Check every line for the word "date" and state how many lines have it. Reply with the number alone.
___
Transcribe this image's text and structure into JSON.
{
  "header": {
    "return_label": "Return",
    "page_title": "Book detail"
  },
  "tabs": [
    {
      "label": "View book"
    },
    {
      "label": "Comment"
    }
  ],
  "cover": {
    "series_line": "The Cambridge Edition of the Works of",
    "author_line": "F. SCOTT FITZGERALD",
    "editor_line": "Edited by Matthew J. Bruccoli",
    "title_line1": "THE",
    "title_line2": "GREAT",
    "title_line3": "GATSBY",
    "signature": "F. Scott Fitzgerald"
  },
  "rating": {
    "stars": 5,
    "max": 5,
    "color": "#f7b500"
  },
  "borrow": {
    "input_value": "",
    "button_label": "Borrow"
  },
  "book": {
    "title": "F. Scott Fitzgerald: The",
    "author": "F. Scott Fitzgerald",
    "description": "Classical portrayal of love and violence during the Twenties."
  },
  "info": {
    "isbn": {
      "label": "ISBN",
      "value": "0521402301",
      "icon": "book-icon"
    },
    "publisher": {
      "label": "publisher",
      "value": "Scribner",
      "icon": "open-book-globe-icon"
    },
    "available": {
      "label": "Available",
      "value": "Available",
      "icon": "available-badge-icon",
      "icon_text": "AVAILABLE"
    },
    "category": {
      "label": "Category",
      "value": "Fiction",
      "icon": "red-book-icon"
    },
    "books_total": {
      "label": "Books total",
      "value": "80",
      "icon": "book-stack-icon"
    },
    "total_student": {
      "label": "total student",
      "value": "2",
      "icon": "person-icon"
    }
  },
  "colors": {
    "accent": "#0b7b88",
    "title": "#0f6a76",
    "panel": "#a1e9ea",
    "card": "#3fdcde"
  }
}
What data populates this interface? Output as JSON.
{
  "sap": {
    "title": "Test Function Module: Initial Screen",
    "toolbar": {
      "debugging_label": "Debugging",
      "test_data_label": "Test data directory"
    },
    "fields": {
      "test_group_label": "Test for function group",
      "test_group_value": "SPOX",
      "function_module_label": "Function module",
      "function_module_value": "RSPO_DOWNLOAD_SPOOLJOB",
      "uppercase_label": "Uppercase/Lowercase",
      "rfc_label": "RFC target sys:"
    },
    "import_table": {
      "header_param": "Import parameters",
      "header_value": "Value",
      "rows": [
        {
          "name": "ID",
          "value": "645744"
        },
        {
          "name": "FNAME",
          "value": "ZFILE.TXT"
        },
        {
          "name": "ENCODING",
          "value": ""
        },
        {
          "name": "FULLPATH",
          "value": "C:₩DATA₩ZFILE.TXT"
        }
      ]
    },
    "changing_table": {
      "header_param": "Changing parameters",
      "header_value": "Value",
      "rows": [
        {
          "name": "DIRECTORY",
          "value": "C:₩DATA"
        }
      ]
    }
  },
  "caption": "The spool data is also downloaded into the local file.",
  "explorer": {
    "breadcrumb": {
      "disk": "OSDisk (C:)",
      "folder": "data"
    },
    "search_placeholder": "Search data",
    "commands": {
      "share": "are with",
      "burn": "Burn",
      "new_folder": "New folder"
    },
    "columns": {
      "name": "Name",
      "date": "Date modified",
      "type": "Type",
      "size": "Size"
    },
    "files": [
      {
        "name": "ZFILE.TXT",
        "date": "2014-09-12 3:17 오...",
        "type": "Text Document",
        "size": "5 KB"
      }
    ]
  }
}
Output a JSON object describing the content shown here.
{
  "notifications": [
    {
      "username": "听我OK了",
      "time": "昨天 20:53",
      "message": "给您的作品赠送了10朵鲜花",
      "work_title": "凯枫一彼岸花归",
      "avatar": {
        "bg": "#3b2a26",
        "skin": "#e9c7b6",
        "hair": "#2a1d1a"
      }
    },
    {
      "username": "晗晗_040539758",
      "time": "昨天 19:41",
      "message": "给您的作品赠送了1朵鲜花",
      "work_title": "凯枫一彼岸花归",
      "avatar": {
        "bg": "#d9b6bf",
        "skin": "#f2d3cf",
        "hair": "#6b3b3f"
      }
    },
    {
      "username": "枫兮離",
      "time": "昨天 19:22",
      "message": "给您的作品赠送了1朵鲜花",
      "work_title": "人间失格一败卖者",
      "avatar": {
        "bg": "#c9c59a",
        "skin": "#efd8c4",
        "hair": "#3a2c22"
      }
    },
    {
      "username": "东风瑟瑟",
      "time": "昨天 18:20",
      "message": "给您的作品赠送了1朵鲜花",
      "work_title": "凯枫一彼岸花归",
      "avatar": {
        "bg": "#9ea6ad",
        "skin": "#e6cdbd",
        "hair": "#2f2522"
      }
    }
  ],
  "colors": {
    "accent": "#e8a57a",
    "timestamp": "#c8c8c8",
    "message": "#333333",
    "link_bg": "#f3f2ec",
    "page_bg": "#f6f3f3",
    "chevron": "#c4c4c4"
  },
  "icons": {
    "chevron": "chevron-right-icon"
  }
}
___
_THE COMPLETED TASK_.
2